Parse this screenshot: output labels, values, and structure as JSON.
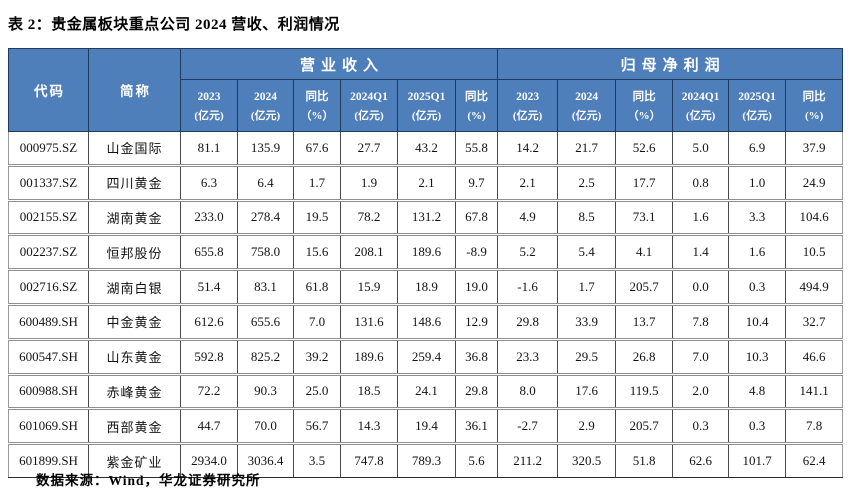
{
  "title": "表 2：贵金属板块重点公司 2024 营收、利润情况",
  "source_note": "数据来源：Wind，华龙证券研究所",
  "colors": {
    "header_bg": "#4e7fbb",
    "header_text": "#ffffff",
    "header_border": "#1f3a5f",
    "body_grid": "#4a4a4a",
    "row_separator": "#8f8f8f",
    "body_text": "#131313"
  },
  "table": {
    "corner_headers": [
      "代码",
      "简称"
    ],
    "group_headers": [
      "营业收入",
      "归母净利润"
    ],
    "sub_headers": [
      {
        "line1": "2023",
        "line2": "(亿元)"
      },
      {
        "line1": "2024",
        "line2": "(亿元)"
      },
      {
        "line1": "同比",
        "line2": "（%）"
      },
      {
        "line1": "2024Q1",
        "line2": "(亿元)"
      },
      {
        "line1": "2025Q1",
        "line2": "(亿元)"
      },
      {
        "line1": "同比",
        "line2": "(%)"
      },
      {
        "line1": "2023",
        "line2": "(亿元)"
      },
      {
        "line1": "2024",
        "line2": "(亿元)"
      },
      {
        "line1": "同比",
        "line2": "（%）"
      },
      {
        "line1": "2024Q1",
        "line2": "(亿元)"
      },
      {
        "line1": "2025Q1",
        "line2": "(亿元)"
      },
      {
        "line1": "同比",
        "line2": "(%)"
      }
    ],
    "rows": [
      {
        "code": "000975.SZ",
        "name": "山金国际",
        "values": [
          "81.1",
          "135.9",
          "67.6",
          "27.7",
          "43.2",
          "55.8",
          "14.2",
          "21.7",
          "52.6",
          "5.0",
          "6.9",
          "37.9"
        ]
      },
      {
        "code": "001337.SZ",
        "name": "四川黄金",
        "values": [
          "6.3",
          "6.4",
          "1.7",
          "1.9",
          "2.1",
          "9.7",
          "2.1",
          "2.5",
          "17.7",
          "0.8",
          "1.0",
          "24.9"
        ]
      },
      {
        "code": "002155.SZ",
        "name": "湖南黄金",
        "values": [
          "233.0",
          "278.4",
          "19.5",
          "78.2",
          "131.2",
          "67.8",
          "4.9",
          "8.5",
          "73.1",
          "1.6",
          "3.3",
          "104.6"
        ]
      },
      {
        "code": "002237.SZ",
        "name": "恒邦股份",
        "values": [
          "655.8",
          "758.0",
          "15.6",
          "208.1",
          "189.6",
          "-8.9",
          "5.2",
          "5.4",
          "4.1",
          "1.4",
          "1.6",
          "10.5"
        ]
      },
      {
        "code": "002716.SZ",
        "name": "湖南白银",
        "values": [
          "51.4",
          "83.1",
          "61.8",
          "15.9",
          "18.9",
          "19.0",
          "-1.6",
          "1.7",
          "205.7",
          "0.0",
          "0.3",
          "494.9"
        ]
      },
      {
        "code": "600489.SH",
        "name": "中金黄金",
        "values": [
          "612.6",
          "655.6",
          "7.0",
          "131.6",
          "148.6",
          "12.9",
          "29.8",
          "33.9",
          "13.7",
          "7.8",
          "10.4",
          "32.7"
        ]
      },
      {
        "code": "600547.SH",
        "name": "山东黄金",
        "values": [
          "592.8",
          "825.2",
          "39.2",
          "189.6",
          "259.4",
          "36.8",
          "23.3",
          "29.5",
          "26.8",
          "7.0",
          "10.3",
          "46.6"
        ]
      },
      {
        "code": "600988.SH",
        "name": "赤峰黄金",
        "values": [
          "72.2",
          "90.3",
          "25.0",
          "18.5",
          "24.1",
          "29.8",
          "8.0",
          "17.6",
          "119.5",
          "2.0",
          "4.8",
          "141.1"
        ]
      },
      {
        "code": "601069.SH",
        "name": "西部黄金",
        "values": [
          "44.7",
          "70.0",
          "56.7",
          "14.3",
          "19.4",
          "36.1",
          "-2.7",
          "2.9",
          "205.7",
          "0.3",
          "0.3",
          "7.8"
        ]
      },
      {
        "code": "601899.SH",
        "name": "紫金矿业",
        "values": [
          "2934.0",
          "3036.4",
          "3.5",
          "747.8",
          "789.3",
          "5.6",
          "211.2",
          "320.5",
          "51.8",
          "62.6",
          "101.7",
          "62.4"
        ]
      }
    ]
  }
}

*****

[EXERCISE GOAL]: Return every line in the listing that contains the word "name".

[EXERCISE OUTPUT]:
        "name": "山金国际",
        "name": "四川黄金",
        "name": "湖南黄金",
        "name": "恒邦股份",
        "name": "湖南白银",
        "name": "中金黄金",
        "name": "山东黄金",
        "name": "赤峰黄金",
        "name": "西部黄金",
        "name": "紫金矿业",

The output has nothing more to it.